>> begin GIVEN RECORDS
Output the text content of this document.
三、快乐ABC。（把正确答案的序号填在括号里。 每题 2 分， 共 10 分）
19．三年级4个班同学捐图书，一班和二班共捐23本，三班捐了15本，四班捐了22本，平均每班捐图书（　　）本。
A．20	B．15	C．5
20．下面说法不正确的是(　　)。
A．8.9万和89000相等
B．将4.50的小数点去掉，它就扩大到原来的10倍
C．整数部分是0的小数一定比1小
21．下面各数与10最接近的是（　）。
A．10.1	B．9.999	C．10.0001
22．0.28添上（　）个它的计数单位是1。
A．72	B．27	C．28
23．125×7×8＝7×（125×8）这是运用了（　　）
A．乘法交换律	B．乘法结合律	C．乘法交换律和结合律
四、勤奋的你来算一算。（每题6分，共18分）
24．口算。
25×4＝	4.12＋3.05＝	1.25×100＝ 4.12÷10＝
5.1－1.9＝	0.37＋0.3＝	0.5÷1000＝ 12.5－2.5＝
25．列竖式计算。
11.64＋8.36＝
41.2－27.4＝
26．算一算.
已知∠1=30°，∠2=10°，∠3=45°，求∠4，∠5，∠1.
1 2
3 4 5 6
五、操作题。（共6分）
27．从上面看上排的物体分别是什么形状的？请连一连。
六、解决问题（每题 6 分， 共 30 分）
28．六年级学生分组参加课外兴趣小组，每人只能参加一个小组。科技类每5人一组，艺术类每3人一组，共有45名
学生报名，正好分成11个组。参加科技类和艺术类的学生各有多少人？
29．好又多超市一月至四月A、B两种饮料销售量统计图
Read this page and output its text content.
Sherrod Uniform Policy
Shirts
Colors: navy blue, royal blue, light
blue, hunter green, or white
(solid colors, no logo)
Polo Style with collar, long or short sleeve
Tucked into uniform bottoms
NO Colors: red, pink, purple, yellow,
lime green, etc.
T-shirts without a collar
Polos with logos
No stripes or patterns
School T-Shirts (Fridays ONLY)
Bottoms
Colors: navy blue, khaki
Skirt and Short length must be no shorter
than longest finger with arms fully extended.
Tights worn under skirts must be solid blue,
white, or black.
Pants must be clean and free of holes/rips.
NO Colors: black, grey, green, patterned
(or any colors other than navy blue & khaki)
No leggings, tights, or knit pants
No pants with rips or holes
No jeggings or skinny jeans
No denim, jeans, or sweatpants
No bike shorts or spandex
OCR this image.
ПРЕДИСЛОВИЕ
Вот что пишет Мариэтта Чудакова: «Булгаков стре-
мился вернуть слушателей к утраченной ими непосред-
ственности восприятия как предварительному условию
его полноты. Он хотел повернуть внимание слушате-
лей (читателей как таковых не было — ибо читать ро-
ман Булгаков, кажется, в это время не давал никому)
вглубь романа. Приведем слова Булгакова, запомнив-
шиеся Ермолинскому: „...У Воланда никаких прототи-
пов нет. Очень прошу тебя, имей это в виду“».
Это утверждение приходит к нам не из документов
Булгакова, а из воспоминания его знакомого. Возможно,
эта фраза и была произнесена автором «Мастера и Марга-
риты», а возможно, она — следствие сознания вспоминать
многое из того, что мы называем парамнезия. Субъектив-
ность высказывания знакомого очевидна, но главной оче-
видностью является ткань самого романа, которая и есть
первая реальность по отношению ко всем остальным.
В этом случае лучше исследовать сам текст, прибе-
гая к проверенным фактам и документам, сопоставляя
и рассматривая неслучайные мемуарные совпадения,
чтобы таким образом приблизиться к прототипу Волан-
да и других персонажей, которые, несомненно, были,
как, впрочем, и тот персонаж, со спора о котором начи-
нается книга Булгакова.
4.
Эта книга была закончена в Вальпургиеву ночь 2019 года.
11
>> end GIVEN RECORDS
_YOUR INSTRUCTIONS_
Looking at the data above, show all lines where the word "blue" occurs.

_RESPONSE_
Colors: navy blue, royal blue, light
blue, hunter green, or white
Colors: navy blue, khaki
Tights worn under skirts must be solid blue,
(or any colors other than navy blue & khaki)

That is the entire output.